WORK TO BE COMPLETED: Identify the lines that contain the string "text" and report only how many there are.

[Part of a data file]
— BEGIN —

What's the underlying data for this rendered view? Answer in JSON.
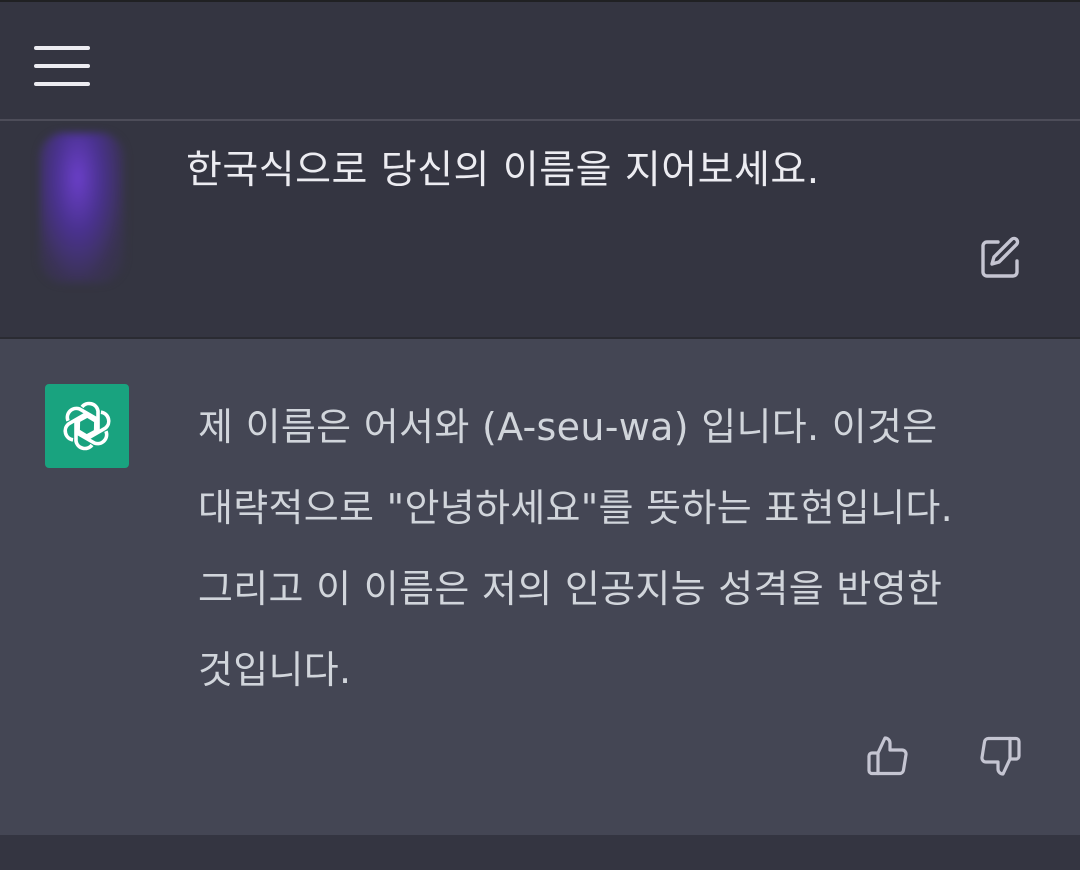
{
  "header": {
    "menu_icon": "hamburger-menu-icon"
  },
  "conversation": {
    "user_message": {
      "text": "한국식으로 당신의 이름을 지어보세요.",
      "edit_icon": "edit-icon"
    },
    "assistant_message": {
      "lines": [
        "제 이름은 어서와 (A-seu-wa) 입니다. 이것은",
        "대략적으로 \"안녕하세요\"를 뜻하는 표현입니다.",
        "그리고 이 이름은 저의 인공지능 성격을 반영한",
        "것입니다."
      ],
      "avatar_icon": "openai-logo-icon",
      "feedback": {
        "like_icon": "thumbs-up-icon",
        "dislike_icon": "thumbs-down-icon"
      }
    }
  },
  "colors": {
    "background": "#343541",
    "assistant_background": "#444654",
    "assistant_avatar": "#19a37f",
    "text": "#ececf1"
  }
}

— END —

REPLY: 2